## THE REQUEST
Using the listing below, select the lines with the word "certify" and copy them.

Saved entries:

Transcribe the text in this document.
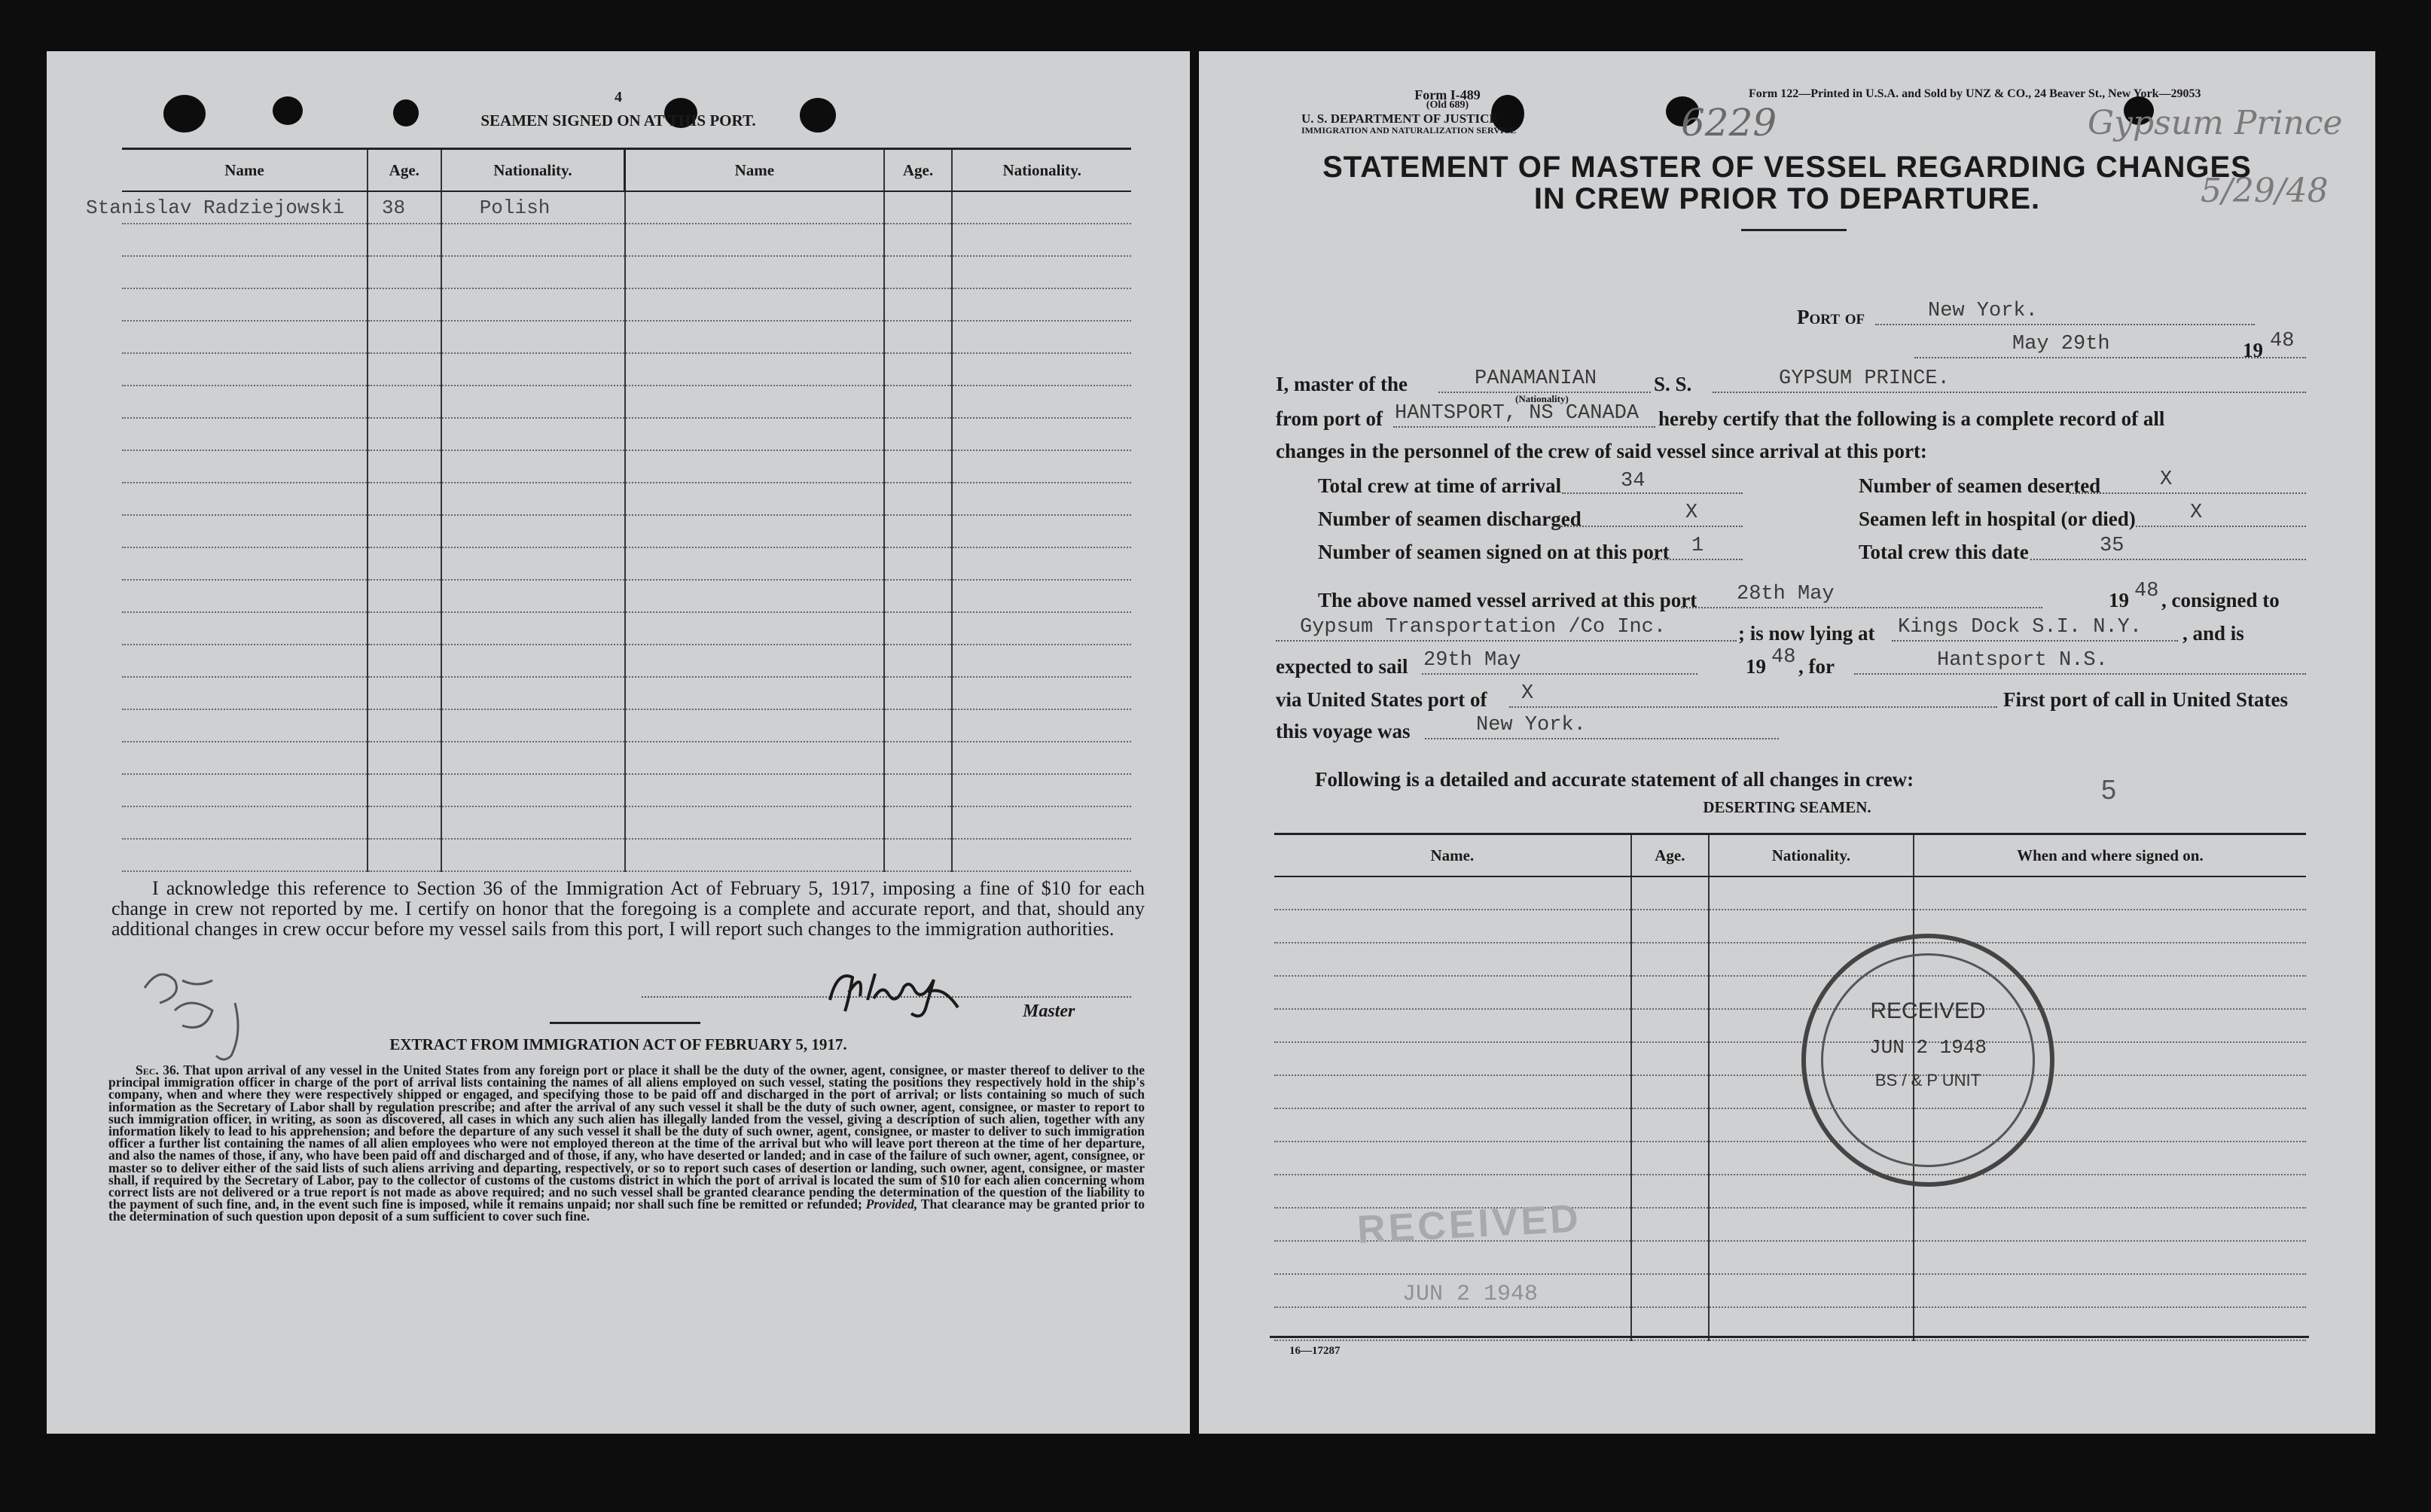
4
SEAMEN SIGNED ON AT THIS PORT.
Name	Age.	Nationality.	Name	Age.	Nationality.

Stanislav Radziejowski	38	Polish			

I acknowledge this reference to Section 36 of the Immigration Act of February 5, 1917, imposing a fine of $10 for each change in crew not reported by me. I certify on honor that the foregoing is a complete and accurate report, and that, should any additional changes in crew occur before my vessel sails from this port, I will report such changes to the immigration authorities.
Master
EXTRACT FROM IMMIGRATION ACT OF FEBRUARY 5, 1917.
Sec. 36. That upon arrival of any vessel in the United States from any foreign port or place it shall be the duty of the owner, agent, consignee, or master thereof to deliver to the principal immigration officer in charge of the port of arrival lists containing the names of all aliens employed on such vessel, stating the positions they respectively hold in the ship's company, when and where they were respectively shipped or engaged, and specifying those to be paid off and discharged in the port of arrival; or lists containing so much of such information as the Secretary of Labor shall by regulation prescribe; and after the arrival of any such vessel it shall be the duty of such owner, agent, consignee, or master to report to such immigration officer, in writing, as soon as discovered, all cases in which any such alien has illegally landed from the vessel, giving a description of such alien, together with any information likely to lead to his apprehension; and before the departure of any such vessel it shall be the duty of such owner, agent, consignee, or master to deliver to such immigration officer a further list containing the names of all alien employees who were not employed thereon at the time of the arrival but who will leave port thereon at the time of her departure, and also the names of those, if any, who have been paid off and discharged and of those, if any, who have deserted or landed; and in case of the failure of such owner, agent, consignee, or master so to deliver either of the said lists of such aliens arriving and departing, respectively, or so to report such cases of desertion or landing, such owner, agent, consignee, or master shall, if required by the Secretary of Labor, pay to the collector of customs of the customs district in which the port of arrival is located the sum of $10 for each alien concerning whom correct lists are not delivered or a true report is not made as above required; and no such vessel shall be granted clearance pending the determination of the question of the liability to the payment of such fine, and, in the event such fine is imposed, while it remains unpaid; nor shall such fine be remitted or refunded; Provided, That clearance may be granted prior to the determination of such question upon deposit of a sum sufficient to cover such fine.
Form I-489
(Old 689)
U. S. DEPARTMENT OF JUSTICE
IMMIGRATION AND NATURALIZATION SERVICE
Form 122—Printed in U.S.A. and Sold by UNZ & CO., 24 Beaver St., New York—29053
6229	Gypsum Prince
5/29/48
STATEMENT OF MASTER OF VESSEL REGARDING CHANGES
IN CREW PRIOR TO DEPARTURE.
Port of	New York.
May 29th	19 48
I, master of the	PANAMANIAN
(Nationality)
S. S.	GYPSUM PRINCE.
from port of HANTSPORT, NS CANADA hereby certify that the following is a complete record of all
changes in the personnel of the crew of said vessel since arrival at this port:
Total crew at time of arrival	34	Number of seamen deserted	X
Number of seamen discharged	X	Seamen left in hospital (or died)	X
Number of seamen signed on at this port 1	Total crew this date	35
The above named vessel arrived at this port 28th May	19 48 , consigned to
Gypsum Transportation /Co Inc.	; is now lying at Kings Dock S.I. N.Y. , and is
expected to sail 29th May	19 48 , for	Hantsport N.S.
via United States port of X	First port of call in United States
this voyage was	New York.
Following is a detailed and accurate statement of all changes in crew:	5
DESERTING SEAMEN.
Name.	Age.	Nationality.	When and where signed on.

RECEIVED
JUN 2 1948
BS / & P UNIT
RECEIVED
JUN 2 1948
16—17287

## FULL ANSWER
I acknowledge this reference to Section 36 of the Immigration Act of February 5, 1917, imposing a fine of $10 for each change in crew not reported by me. I certify on honor that the foregoing is a complete and accurate report, and that, should any additional changes in crew occur before my vessel sails from this port, I will report such changes to the immigration authorities.
from port of HANTSPORT, NS CANADA hereby certify that the following is a complete record of all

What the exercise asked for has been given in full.